## Begin

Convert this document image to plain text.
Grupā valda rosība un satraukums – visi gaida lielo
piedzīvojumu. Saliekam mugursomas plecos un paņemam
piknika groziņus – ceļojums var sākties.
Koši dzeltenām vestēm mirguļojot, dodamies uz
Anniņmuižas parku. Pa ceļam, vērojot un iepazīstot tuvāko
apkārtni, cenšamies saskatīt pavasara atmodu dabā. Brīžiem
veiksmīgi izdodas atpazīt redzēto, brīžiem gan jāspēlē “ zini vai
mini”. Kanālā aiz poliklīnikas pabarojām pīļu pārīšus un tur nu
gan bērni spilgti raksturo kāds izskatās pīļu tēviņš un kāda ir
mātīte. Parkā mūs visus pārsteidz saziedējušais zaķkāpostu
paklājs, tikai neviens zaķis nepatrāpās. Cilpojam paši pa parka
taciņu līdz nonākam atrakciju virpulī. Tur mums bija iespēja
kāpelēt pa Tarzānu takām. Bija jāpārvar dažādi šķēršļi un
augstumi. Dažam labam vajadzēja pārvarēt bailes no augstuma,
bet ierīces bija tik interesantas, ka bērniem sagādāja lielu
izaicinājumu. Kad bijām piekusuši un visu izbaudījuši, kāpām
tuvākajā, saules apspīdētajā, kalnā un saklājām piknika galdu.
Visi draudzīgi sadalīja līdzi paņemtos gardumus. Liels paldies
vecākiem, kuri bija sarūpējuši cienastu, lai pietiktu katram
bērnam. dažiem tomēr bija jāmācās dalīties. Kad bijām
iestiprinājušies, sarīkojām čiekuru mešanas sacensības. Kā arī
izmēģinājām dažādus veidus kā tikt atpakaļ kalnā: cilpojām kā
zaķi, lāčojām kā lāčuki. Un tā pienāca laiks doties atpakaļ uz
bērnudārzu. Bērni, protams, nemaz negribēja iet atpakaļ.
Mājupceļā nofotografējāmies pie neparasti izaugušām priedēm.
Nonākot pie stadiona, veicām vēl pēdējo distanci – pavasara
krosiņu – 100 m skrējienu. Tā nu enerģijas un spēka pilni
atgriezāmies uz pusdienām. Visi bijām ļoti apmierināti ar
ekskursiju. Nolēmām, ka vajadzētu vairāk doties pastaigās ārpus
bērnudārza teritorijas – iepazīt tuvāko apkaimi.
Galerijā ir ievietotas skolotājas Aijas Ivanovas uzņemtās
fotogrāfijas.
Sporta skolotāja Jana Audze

## End

Task brief = All of the records must be retyped exactly as they are.

Answer to the problem =
Convert this document image to plain text.
Grupā valda rosība un satraukums – visi gaida lielo
piedzīvojumu. Saliekam mugursomas plecos un paņemam
piknika groziņus – ceļojums var sākties.
Koši dzeltenām vestēm mirguļojot, dodamies uz
Anniņmuižas parku. Pa ceļam, vērojot un iepazīstot tuvāko
apkārtni, cenšamies saskatīt pavasara atmodu dabā. Brīžiem
veiksmīgi izdodas atpazīt redzēto, brīžiem gan jāspēlē “ zini vai
mini”. Kanālā aiz poliklīnikas pabarojām pīļu pārīšus un tur nu
gan bērni spilgti raksturo kāds izskatās pīļu tēviņš un kāda ir
mātīte. Parkā mūs visus pārsteidz saziedējušais zaķkāpostu
paklājs, tikai neviens zaķis nepatrāpās. Cilpojam paši pa parka
taciņu līdz nonākam atrakciju virpulī. Tur mums bija iespēja
kāpelēt pa Tarzānu takām. Bija jāpārvar dažādi šķēršļi un
augstumi. Dažam labam vajadzēja pārvarēt bailes no augstuma,
bet ierīces bija tik interesantas, ka bērniem sagādāja lielu
izaicinājumu. Kad bijām piekusuši un visu izbaudījuši, kāpām
tuvākajā, saules apspīdētajā, kalnā un saklājām piknika galdu.
Visi draudzīgi sadalīja līdzi paņemtos gardumus. Liels paldies
vecākiem, kuri bija sarūpējuši cienastu, lai pietiktu katram
bērnam. dažiem tomēr bija jāmācās dalīties. Kad bijām
iestiprinājušies, sarīkojām čiekuru mešanas sacensības. Kā arī
izmēģinājām dažādus veidus kā tikt atpakaļ kalnā: cilpojām kā
zaķi, lāčojām kā lāčuki. Un tā pienāca laiks doties atpakaļ uz
bērnudārzu. Bērni, protams, nemaz negribēja iet atpakaļ.
Mājupceļā nofotografējāmies pie neparasti izaugušām priedēm.
Nonākot pie stadiona, veicām vēl pēdējo distanci – pavasara
krosiņu – 100 m skrējienu. Tā nu enerģijas un spēka pilni
atgriezāmies uz pusdienām. Visi bijām ļoti apmierināti ar
ekskursiju. Nolēmām, ka vajadzētu vairāk doties pastaigās ārpus
bērnudārza teritorijas – iepazīt tuvāko apkaimi.
Galerijā ir ievietotas skolotājas Aijas Ivanovas uzņemtās
fotogrāfijas.
Sporta skolotāja Jana Audze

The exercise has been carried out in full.